## START
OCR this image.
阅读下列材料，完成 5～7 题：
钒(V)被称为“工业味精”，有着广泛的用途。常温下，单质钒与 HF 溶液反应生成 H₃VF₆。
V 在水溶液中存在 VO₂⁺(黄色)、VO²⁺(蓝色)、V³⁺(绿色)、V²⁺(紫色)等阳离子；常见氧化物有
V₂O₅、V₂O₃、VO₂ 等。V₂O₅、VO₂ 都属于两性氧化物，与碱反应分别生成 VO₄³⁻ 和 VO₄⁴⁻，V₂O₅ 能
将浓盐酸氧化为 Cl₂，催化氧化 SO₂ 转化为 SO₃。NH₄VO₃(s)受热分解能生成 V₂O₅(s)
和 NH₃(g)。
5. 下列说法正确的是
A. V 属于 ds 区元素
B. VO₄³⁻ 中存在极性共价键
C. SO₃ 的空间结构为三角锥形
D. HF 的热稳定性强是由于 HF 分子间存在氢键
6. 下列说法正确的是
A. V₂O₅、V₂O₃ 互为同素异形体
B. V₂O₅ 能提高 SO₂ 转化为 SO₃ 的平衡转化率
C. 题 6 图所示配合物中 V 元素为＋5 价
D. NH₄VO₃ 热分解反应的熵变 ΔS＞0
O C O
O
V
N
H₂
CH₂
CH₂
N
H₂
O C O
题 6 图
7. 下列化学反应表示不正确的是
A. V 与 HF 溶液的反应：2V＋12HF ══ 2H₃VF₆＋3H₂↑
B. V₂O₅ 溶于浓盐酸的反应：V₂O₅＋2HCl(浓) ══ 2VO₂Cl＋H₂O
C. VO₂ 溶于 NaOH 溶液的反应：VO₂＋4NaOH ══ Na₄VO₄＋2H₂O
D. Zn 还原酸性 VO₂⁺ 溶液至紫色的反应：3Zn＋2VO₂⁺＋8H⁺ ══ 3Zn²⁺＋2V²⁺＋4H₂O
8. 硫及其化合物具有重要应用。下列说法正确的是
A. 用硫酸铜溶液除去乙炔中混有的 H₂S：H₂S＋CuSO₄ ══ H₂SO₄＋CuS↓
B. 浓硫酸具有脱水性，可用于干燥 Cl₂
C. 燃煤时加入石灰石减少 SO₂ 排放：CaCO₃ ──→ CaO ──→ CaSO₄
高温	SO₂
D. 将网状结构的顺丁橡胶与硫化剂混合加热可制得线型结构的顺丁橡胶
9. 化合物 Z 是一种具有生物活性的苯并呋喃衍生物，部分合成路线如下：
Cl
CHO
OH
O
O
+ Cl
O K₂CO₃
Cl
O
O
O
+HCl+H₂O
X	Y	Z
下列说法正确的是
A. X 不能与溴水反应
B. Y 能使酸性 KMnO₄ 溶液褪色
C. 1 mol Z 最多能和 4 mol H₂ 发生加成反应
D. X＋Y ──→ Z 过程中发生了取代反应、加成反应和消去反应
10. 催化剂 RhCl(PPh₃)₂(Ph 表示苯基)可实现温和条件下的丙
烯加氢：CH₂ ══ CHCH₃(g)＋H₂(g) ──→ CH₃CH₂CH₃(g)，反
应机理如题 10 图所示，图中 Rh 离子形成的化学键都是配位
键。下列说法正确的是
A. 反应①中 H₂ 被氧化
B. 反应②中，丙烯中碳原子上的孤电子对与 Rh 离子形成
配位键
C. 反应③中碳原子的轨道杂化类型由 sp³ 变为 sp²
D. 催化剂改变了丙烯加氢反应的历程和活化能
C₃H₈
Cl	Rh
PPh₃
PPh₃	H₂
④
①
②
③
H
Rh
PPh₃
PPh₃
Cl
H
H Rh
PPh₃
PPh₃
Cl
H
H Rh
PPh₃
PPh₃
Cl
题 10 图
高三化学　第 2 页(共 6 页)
## END
Give only the number of lines in the material above that hold the word "下列说法正确的是".

* **RESULT**:
5